- _STATED TASK A_
In the forum thread below, which satellite systems does the R3's GNSS receiver use?
- _STATED TASK B_
Copy word for word the part of the forum thread below that opens with "I think the" and closes with "the image itself.".

Does your shooting situation allow for using a powerbank with a longish cable? The R5 will draw most of its power from USB when it's powered on:


----------



## entoman (Sep 25, 2021)

neuroanatomist said:


> The R3 but with AF point-linked spot metering.


What I expect in the R1:

35-40MP
Twin CFExpress B slots
“Pro Capture” buffering as per Olympus
New more powerful battery
8K

Body very similar to R3, but with some kind of active cooling.
Performance enhancements across the range.

What I *don’t* expect:

Higher than 40MP
New “see through” body as per patent.
Global shutter.


----------



## Ian K (Sep 25, 2021)

EOS 4 Life said:


> The 3 shot HDR seems pretty cool.
> I would have thought it would take more than that


The R5 has in camera HDR


----------



## neuroanatomist (Sep 25, 2021)

Ian K said:


> The R5 has in camera HDR


So do my EOS M cameras and one of my PowerShots. But no 1-series bodies do.


----------



## kaihp (Sep 25, 2021)

entoman said:


> What I expect in the R1:
> 
> 35-40MP
> Twin CFExpress B slots
> ...



We could cram in 8K video at just under 40MP if the FF sensor is exactly 7680x5120 (39.3MP). This would give a 7680x4320 16:9 resolution. The slightly larger 8192x4608 8K resolution would push the FF sensor to 44.74MP.

I think the Twin CFexpress B slots would be "obvious", but I'm not Canon.
The "infinite" RAW photo buffer from the 1Dx3 is something I would expect.
Global shutter might come.
I'm not so sure about the more powerful battery, which could be larger.
Gordon Liang showed the R3 filming for 6 hours, so I would expect Canon to have resolved the heat/cooling problems without having to resort to active cooling, even for 8K.
I would expect the GNSS receiver to be quad-constellation (R3 is GPS+GLONASS). I would not expect it to be dual-band (to improve on the position precision) as the current 3-5m resolution is likely to be "good enough" for most photographers and any last precision could be deduced from the image itself.

The see-through body is not something I would expect in a 1-series camera, as the design wastes a lot of space for components and adds a lot of sidewalls (read: dead space).


----------



## entoman (Sep 25, 2021)

kaihp said:


> We could cram in 8K video at just under 40MP if the FF sensor is exactly 7680x5120 (39.3MP). This would give a 7680x4320 16:9 resolution. The slightly larger 8192x4608 8K resolution would push the FF sensor to 44.74MP.

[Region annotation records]
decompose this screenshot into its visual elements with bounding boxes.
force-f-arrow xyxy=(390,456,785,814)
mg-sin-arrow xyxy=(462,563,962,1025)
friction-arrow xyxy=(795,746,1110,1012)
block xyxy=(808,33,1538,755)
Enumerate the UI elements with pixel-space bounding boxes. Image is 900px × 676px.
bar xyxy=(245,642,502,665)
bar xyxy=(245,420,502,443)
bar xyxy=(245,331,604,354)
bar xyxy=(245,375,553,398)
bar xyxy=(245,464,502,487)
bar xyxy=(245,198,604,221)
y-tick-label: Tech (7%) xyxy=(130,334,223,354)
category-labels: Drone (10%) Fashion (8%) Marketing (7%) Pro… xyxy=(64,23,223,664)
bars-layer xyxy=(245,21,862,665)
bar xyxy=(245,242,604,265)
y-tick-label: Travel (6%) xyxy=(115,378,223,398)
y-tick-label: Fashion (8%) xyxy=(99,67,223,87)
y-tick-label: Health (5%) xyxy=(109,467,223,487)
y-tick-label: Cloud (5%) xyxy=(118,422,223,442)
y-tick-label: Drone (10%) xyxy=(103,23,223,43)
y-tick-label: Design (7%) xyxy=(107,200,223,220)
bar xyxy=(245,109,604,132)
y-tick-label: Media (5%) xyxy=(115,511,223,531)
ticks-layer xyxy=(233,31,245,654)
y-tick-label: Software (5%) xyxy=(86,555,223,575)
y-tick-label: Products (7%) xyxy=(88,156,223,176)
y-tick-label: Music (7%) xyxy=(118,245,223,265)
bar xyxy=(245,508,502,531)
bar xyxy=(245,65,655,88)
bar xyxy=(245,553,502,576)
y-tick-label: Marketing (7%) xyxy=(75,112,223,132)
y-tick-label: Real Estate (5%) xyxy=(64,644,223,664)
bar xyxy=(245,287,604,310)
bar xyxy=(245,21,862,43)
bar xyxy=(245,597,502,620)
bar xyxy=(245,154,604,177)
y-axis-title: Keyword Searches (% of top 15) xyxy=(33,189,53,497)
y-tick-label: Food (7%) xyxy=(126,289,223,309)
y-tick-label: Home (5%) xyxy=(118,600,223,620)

- _WORKED ANSWER A_
GPS and GLONASS.

- _WORKED ANSWER B_
I think the Twin CFexpress B slots would be "obvious", but I'm not Canon.
The "infinite" RAW photo buffer from the 1Dx3 is something I would expect.
Global shutter might come.
I'm not so sure about the more powerful battery, which could be larger.
Gordon Liang showed the R3 filming for 6 hours, so I would expect Canon to have resolved the heat/cooling problems without having to resort to active cooling, even for 8K.
I would expect the GNSS receiver to be quad-constellation (R3 is GPS+GLONASS). I would not expect it to be dual-band (to improve on the position precision) as the current 3-5m resolution is likely to be "good enough" for most photographers and any last precision could be deduced from the image itself.